## EXERCISE REQUIREMENTS:
Check each line of the entries below for the string "color"; copy every line where it appears.

## MATERIAL:
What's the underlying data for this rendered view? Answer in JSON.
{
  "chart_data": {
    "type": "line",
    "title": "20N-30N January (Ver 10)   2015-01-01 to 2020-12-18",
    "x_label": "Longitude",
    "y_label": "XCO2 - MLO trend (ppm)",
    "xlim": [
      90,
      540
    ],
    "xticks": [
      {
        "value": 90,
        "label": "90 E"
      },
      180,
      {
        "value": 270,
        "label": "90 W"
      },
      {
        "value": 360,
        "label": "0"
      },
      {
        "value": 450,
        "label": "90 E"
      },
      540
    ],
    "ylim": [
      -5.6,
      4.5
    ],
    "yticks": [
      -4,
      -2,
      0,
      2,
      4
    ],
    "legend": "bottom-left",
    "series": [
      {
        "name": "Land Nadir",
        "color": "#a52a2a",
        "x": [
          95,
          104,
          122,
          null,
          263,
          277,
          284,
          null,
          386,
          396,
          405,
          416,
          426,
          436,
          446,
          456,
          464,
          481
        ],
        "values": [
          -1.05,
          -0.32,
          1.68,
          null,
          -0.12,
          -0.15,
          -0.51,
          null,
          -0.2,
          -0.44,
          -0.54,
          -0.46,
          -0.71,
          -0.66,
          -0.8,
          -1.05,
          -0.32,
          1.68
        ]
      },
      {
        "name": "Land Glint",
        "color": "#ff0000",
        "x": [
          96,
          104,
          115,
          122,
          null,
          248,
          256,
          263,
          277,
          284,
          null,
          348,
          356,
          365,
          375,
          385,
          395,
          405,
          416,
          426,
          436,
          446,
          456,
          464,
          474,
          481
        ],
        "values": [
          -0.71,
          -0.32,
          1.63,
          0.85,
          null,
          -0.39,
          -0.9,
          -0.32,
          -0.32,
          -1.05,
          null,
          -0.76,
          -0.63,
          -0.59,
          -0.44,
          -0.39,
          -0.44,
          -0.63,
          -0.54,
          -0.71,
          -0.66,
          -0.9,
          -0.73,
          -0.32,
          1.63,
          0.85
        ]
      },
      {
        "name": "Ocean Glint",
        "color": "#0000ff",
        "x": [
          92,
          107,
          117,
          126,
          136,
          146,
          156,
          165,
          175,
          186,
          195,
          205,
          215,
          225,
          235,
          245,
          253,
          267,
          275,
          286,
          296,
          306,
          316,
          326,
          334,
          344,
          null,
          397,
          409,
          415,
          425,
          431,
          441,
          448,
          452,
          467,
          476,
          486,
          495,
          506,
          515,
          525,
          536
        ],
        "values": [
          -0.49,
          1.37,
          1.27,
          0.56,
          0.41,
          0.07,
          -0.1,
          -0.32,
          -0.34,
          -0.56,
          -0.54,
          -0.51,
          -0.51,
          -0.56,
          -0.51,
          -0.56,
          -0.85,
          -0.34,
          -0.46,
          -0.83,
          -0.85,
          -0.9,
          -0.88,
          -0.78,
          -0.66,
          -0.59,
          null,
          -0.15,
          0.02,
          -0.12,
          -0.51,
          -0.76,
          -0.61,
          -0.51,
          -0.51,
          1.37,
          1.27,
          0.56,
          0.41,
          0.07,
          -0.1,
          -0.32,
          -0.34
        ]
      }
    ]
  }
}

## SOLUTION FOR THIS PROBLEM:
        "color": "#a52a2a",
        "color": "#ff0000",
        "color": "#0000ff",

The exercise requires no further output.